TO BE DONE:
Pick out the lines in the listing below that contain the word "Contains" and copy them.

ENTRIES PROVIDED:
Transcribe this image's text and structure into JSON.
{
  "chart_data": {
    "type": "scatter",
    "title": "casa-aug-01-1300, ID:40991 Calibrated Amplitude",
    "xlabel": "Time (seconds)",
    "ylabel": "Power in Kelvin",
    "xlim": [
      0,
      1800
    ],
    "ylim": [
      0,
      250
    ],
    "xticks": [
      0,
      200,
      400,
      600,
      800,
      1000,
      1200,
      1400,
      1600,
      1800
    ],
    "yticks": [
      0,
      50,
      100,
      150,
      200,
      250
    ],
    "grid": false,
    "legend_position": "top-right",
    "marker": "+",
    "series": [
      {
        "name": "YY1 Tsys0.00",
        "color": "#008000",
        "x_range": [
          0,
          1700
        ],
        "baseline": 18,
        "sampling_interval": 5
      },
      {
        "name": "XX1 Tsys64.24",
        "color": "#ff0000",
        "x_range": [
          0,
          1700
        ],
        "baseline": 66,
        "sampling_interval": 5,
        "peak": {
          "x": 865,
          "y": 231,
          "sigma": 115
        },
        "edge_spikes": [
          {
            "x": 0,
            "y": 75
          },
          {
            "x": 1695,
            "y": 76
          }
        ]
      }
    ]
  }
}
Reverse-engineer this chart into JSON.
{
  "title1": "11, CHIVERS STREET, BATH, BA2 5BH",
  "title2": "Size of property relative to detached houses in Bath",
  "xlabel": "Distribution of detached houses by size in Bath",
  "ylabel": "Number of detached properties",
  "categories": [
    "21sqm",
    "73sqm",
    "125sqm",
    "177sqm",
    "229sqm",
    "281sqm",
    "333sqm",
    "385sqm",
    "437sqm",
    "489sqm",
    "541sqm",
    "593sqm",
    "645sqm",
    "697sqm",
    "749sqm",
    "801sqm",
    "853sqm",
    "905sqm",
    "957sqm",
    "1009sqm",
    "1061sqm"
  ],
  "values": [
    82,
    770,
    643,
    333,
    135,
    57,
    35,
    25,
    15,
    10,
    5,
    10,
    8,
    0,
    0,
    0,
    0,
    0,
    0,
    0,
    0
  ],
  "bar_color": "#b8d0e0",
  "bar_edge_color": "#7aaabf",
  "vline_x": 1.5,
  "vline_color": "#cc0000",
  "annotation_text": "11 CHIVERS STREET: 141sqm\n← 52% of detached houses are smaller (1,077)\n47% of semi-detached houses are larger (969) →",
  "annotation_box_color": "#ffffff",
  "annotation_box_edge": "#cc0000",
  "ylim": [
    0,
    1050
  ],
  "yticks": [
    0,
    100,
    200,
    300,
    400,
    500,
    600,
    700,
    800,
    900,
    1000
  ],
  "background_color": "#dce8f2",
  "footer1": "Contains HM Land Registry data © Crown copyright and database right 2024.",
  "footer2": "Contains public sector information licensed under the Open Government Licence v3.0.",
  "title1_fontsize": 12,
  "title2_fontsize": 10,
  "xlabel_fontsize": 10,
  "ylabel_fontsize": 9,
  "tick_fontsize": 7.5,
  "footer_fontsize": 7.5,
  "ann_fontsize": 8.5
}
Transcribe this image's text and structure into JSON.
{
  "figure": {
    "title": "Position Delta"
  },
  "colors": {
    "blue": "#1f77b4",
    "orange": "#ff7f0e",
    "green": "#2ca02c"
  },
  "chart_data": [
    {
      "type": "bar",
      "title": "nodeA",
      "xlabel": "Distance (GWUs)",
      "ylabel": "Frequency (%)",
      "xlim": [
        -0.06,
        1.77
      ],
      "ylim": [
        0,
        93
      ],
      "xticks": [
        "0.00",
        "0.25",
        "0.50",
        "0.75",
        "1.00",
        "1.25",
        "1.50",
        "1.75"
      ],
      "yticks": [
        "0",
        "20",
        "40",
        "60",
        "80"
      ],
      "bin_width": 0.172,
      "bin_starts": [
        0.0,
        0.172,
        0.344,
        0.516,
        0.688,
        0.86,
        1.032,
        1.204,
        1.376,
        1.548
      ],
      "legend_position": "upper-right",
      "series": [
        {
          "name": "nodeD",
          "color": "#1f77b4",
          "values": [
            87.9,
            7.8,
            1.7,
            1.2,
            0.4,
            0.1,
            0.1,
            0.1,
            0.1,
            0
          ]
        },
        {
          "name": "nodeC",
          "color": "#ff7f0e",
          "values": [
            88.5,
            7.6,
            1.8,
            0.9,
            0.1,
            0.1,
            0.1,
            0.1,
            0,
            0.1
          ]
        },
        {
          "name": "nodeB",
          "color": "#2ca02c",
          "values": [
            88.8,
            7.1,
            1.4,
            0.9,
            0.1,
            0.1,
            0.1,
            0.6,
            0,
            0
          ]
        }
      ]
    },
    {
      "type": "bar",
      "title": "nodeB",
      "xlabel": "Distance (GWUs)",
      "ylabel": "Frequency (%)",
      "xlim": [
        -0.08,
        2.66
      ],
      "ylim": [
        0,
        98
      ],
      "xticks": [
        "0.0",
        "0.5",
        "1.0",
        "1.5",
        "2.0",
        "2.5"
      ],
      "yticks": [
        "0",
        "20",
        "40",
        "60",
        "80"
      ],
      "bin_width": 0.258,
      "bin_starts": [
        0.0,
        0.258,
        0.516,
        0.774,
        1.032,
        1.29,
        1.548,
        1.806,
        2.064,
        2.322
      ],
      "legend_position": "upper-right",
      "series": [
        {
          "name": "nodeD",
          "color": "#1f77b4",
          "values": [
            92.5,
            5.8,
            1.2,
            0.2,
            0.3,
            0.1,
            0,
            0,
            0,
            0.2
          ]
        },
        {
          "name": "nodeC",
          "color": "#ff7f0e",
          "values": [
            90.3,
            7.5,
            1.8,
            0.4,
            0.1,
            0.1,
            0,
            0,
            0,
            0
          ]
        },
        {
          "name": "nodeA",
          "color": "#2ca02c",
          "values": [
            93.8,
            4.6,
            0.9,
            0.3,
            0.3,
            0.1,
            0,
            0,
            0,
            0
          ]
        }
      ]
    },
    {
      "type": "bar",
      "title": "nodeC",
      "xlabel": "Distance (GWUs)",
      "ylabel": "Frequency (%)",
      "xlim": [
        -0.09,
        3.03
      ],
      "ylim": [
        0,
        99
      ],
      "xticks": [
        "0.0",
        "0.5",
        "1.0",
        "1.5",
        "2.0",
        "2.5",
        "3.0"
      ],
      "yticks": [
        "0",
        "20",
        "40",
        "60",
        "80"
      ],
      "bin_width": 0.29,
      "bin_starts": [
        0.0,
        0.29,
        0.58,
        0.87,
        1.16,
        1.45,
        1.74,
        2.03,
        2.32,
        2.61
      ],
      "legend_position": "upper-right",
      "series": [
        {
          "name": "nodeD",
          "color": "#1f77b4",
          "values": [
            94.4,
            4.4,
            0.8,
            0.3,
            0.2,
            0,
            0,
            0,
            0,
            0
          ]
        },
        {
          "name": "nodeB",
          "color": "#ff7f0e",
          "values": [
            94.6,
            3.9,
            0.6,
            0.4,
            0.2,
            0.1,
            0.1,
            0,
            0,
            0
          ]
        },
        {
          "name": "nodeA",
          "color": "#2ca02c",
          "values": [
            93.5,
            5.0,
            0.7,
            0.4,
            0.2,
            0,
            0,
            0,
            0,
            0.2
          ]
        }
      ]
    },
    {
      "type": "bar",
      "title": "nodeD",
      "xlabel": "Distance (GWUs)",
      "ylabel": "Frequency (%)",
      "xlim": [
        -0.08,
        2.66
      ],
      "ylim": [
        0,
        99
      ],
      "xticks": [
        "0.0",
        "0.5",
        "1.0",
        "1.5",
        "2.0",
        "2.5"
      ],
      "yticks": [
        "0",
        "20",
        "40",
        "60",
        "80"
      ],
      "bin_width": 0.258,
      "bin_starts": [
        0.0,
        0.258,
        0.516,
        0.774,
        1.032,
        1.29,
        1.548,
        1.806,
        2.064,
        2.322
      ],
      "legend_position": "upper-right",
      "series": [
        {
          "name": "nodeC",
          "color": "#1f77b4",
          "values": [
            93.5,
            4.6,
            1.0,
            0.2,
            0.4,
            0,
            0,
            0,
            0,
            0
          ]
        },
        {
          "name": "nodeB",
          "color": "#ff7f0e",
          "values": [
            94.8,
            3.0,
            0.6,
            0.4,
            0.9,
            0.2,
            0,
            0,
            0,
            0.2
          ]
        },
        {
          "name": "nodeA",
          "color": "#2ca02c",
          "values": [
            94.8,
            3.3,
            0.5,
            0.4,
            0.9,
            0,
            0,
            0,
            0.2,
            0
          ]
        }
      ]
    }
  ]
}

TASK RESULT:
  "footer1": "Contains HM Land Registry data © Crown copyright and database right 2024.",
  "footer2": "Contains public sector information licensed under the Open Government Licence v3.0.",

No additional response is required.